[Figure collection entries]

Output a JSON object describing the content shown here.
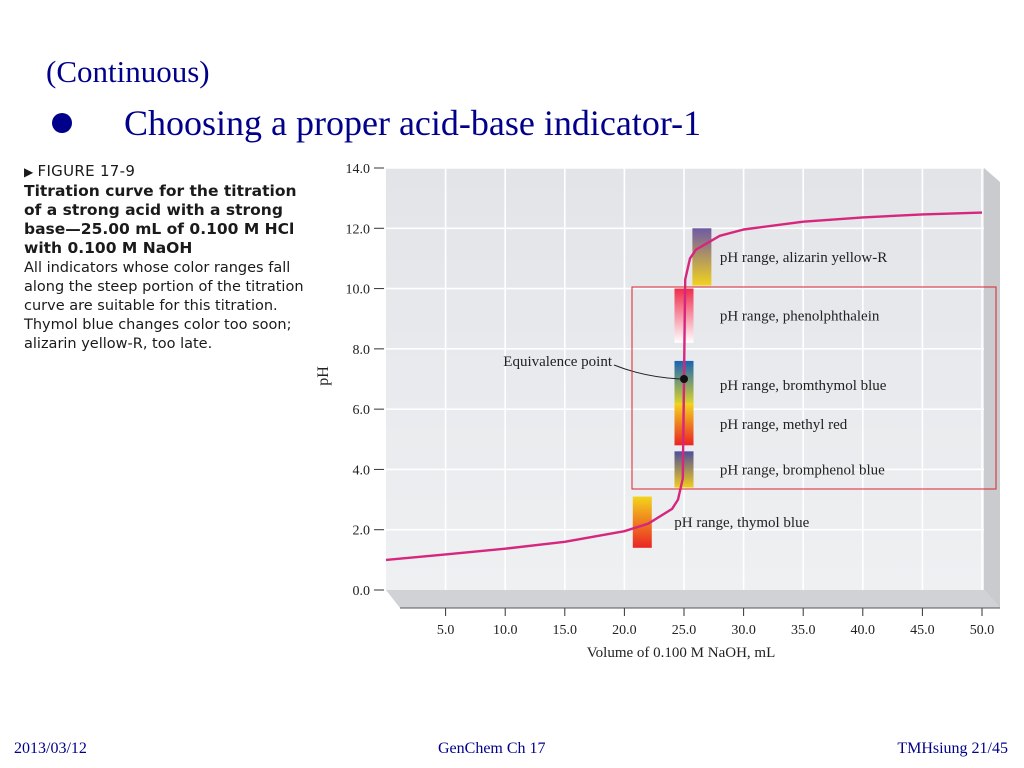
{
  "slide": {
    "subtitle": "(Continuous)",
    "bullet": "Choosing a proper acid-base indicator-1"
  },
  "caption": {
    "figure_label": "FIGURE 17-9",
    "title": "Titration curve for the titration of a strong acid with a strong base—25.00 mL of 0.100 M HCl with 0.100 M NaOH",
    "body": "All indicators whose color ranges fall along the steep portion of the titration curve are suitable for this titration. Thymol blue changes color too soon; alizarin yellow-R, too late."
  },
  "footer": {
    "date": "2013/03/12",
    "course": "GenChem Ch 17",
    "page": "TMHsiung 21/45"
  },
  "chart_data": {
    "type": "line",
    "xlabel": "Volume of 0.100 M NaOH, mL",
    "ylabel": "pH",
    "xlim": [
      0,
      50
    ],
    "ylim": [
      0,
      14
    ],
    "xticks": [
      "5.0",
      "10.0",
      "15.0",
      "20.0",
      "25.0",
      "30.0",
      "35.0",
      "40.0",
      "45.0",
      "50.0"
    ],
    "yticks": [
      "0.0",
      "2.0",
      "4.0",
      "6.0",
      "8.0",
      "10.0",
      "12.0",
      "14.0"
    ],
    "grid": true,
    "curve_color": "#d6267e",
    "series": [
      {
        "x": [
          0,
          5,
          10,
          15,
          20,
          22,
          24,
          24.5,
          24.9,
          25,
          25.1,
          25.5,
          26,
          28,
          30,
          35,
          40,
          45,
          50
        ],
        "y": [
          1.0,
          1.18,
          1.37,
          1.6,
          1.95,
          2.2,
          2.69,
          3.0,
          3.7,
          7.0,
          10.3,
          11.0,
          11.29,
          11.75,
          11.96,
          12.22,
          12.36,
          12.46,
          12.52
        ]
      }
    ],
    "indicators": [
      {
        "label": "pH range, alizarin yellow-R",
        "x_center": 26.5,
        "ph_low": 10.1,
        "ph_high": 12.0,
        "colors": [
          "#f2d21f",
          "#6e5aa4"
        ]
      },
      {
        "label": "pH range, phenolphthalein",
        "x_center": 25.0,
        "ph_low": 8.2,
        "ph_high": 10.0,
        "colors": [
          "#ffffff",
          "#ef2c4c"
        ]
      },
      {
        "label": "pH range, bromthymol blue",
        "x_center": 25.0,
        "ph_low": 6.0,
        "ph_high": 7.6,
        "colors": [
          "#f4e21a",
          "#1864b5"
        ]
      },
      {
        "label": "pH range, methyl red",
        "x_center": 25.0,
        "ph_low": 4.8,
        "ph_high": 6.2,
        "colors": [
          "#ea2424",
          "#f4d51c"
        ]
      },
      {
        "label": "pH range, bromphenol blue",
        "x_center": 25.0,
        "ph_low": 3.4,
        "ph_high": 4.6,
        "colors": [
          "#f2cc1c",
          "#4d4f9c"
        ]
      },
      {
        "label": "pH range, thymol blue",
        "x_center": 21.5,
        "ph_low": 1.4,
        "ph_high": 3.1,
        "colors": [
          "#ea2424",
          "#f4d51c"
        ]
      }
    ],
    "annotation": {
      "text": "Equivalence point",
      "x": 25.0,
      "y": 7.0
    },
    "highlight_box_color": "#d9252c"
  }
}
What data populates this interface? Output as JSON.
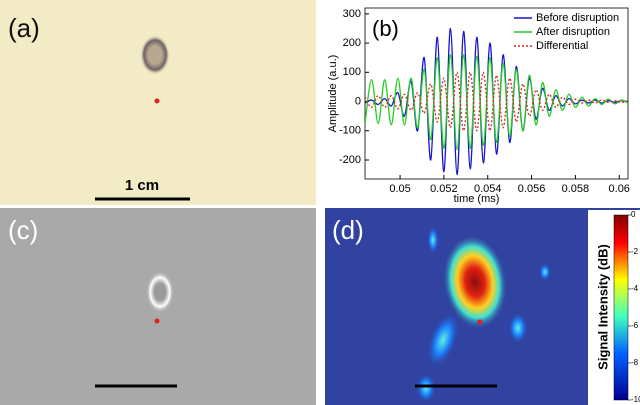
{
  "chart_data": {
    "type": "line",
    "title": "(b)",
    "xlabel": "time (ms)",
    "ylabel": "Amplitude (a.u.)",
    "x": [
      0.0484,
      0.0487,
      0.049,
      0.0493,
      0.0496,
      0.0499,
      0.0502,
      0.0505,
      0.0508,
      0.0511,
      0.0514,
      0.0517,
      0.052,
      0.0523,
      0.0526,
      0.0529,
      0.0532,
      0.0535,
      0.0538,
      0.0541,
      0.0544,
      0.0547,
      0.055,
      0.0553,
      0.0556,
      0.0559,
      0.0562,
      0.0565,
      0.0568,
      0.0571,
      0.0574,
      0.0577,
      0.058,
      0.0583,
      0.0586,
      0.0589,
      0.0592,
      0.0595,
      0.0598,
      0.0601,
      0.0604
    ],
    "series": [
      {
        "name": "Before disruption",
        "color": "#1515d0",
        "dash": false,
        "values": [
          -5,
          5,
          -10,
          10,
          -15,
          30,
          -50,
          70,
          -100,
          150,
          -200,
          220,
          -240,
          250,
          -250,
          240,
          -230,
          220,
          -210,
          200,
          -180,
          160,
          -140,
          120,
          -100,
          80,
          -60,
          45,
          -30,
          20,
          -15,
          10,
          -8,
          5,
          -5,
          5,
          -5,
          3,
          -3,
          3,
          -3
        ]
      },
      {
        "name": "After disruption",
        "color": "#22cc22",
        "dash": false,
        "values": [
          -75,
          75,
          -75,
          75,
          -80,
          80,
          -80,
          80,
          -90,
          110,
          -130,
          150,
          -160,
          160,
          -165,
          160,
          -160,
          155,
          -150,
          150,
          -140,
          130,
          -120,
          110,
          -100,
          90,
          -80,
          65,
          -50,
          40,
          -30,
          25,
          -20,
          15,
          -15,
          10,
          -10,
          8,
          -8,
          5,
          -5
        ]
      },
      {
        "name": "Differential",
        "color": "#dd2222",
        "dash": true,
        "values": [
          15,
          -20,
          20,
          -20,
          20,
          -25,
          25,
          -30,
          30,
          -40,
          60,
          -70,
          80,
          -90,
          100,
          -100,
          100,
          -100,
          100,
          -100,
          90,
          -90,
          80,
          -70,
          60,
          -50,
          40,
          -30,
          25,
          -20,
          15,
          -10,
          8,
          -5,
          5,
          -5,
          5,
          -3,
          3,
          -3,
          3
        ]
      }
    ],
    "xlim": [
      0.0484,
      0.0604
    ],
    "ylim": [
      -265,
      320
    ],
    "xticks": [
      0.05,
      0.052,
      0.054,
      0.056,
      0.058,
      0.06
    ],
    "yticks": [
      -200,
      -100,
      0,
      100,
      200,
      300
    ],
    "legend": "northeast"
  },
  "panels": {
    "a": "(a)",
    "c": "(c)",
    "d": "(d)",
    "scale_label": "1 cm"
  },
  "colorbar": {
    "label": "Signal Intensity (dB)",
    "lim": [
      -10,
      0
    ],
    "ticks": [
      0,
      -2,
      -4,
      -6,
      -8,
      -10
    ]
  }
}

**DIRECTIONS FOR THIS TASK:** Repeat the lines above exactly, and keep every picture out.

**EXPECTED OUTPUT:**
Output a JSON object describing the content shown here.
{
  "slide": {
    "subtitle": "(Continuous)",
    "bullet": "Choosing a proper acid-base indicator-1"
  },
  "caption": {
    "figure_label": "FIGURE 17-9",
    "title": "Titration curve for the titration of a strong acid with a strong base—25.00 mL of 0.100 M HCl with 0.100 M NaOH",
    "body": "All indicators whose color ranges fall along the steep portion of the titration curve are suitable for this titration. Thymol blue changes color too soon; alizarin yellow-R, too late."
  },
  "footer": {
    "date": "2013/03/12",
    "course": "GenChem Ch 17",
    "page": "TMHsiung 21/45"
  },
  "chart_data": {
    "type": "line",
    "xlabel": "Volume of 0.100 M NaOH, mL",
    "ylabel": "pH",
    "xlim": [
      0,
      50
    ],
    "ylim": [
      0,
      14
    ],
    "xticks": [
      "5.0",
      "10.0",
      "15.0",
      "20.0",
      "25.0",
      "30.0",
      "35.0",
      "40.0",
      "45.0",
      "50.0"
    ],
    "yticks": [
      "0.0",
      "2.0",
      "4.0",
      "6.0",
      "8.0",
      "10.0",
      "12.0",
      "14.0"
    ],
    "grid": true,
    "curve_color": "#d6267e",
    "series": [
      {
        "x": [
          0,
          5,
          10,
          15,
          20,
          22,
          24,
          24.5,
          24.9,
          25,
          25.1,
          25.5,
          26,
          28,
          30,
          35,
          40,
          45,
          50
        ],
        "y": [
          1.0,
          1.18,
          1.37,
          1.6,
          1.95,
          2.2,
          2.69,
          3.0,
          3.7,
          7.0,
          10.3,
          11.0,
          11.29,
          11.75,
          11.96,
          12.22,
          12.36,
          12.46,
          12.52
        ]
      }
    ],
    "indicators": [
      {
        "label": "pH range, alizarin yellow-R",
        "x_center": 26.5,
        "ph_low": 10.1,
        "ph_high": 12.0,
        "colors": [
          "#f2d21f",
          "#6e5aa4"
        ]
      },
      {
        "label": "pH range, phenolphthalein",
        "x_center": 25.0,
        "ph_low": 8.2,
        "ph_high": 10.0,
        "colors": [
          "#ffffff",
          "#ef2c4c"
        ]
      },
      {
        "label": "pH range, bromthymol blue",
        "x_center": 25.0,
        "ph_low": 6.0,
        "ph_high": 7.6,
        "colors": [
          "#f4e21a",
          "#1864b5"
        ]
      },
      {
        "label": "pH range, methyl red",
        "x_center": 25.0,
        "ph_low": 4.8,
        "ph_high": 6.2,
        "colors": [
          "#ea2424",
          "#f4d51c"
        ]
      },
      {
        "label": "pH range, bromphenol blue",
        "x_center": 25.0,
        "ph_low": 3.4,
        "ph_high": 4.6,
        "colors": [
          "#f2cc1c",
          "#4d4f9c"
        ]
      },
      {
        "label": "pH range, thymol blue",
        "x_center": 21.5,
        "ph_low": 1.4,
        "ph_high": 3.1,
        "colors": [
          "#ea2424",
          "#f4d51c"
        ]
      }
    ],
    "annotation": {
      "text": "Equivalence point",
      "x": 25.0,
      "y": 7.0
    },
    "highlight_box_color": "#d9252c"
  }
}
What data populates this interface? Output as JSON.
{
  "chart_data": {
    "type": "line",
    "title": "(b)",
    "xlabel": "time (ms)",
    "ylabel": "Amplitude (a.u.)",
    "x": [
      0.0484,
      0.0487,
      0.049,
      0.0493,
      0.0496,
      0.0499,
      0.0502,
      0.0505,
      0.0508,
      0.0511,
      0.0514,
      0.0517,
      0.052,
      0.0523,
      0.0526,
      0.0529,
      0.0532,
      0.0535,
      0.0538,
      0.0541,
      0.0544,
      0.0547,
      0.055,
      0.0553,
      0.0556,
      0.0559,
      0.0562,
      0.0565,
      0.0568,
      0.0571,
      0.0574,
      0.0577,
      0.058,
      0.0583,
      0.0586,
      0.0589,
      0.0592,
      0.0595,
      0.0598,
      0.0601,
      0.0604
    ],
    "series": [
      {
        "name": "Before disruption",
        "color": "#1515d0",
        "dash": false,
        "values": [
          -5,
          5,
          -10,
          10,
          -15,
          30,
          -50,
          70,
          -100,
          150,
          -200,
          220,
          -240,
          250,
          -250,
          240,
          -230,
          220,
          -210,
          200,
          -180,
          160,
          -140,
          120,
          -100,
          80,
          -60,
          45,
          -30,
          20,
          -15,
          10,
          -8,
          5,
          -5,
          5,
          -5,
          3,
          -3,
          3,
          -3
        ]
      },
      {
        "name": "After disruption",
        "color": "#22cc22",
        "dash": false,
        "values": [
          -75,
          75,
          -75,
          75,
          -80,
          80,
          -80,
          80,
          -90,
          110,
          -130,
          150,
          -160,
          160,
          -165,
          160,
          -160,
          155,
          -150,
          150,
          -140,
          130,
          -120,
          110,
          -100,
          90,
          -80,
          65,
          -50,
          40,
          -30,
          25,
          -20,
          15,
          -15,
          10,
          -10,
          8,
          -8,
          5,
          -5
        ]
      },
      {
        "name": "Differential",
        "color": "#dd2222",
        "dash": true,
        "values": [
          15,
          -20,
          20,
          -20,
          20,
          -25,
          25,
          -30,
          30,
          -40,
          60,
          -70,
          80,
          -90,
          100,
          -100,
          100,
          -100,
          100,
          -100,
          90,
          -90,
          80,
          -70,
          60,
          -50,
          40,
          -30,
          25,
          -20,
          15,
          -10,
          8,
          -5,
          5,
          -5,
          5,
          -3,
          3,
          -3,
          3
        ]
      }
    ],
    "xlim": [
      0.0484,
      0.0604
    ],
    "ylim": [
      -265,
      320
    ],
    "xticks": [
      0.05,
      0.052,
      0.054,
      0.056,
      0.058,
      0.06
    ],
    "yticks": [
      -200,
      -100,
      0,
      100,
      200,
      300
    ],
    "legend": "northeast"
  },
  "panels": {
    "a": "(a)",
    "c": "(c)",
    "d": "(d)",
    "scale_label": "1 cm"
  },
  "colorbar": {
    "label": "Signal Intensity (dB)",
    "lim": [
      -10,
      0
    ],
    "ticks": [
      0,
      -2,
      -4,
      -6,
      -8,
      -10
    ]
  }
}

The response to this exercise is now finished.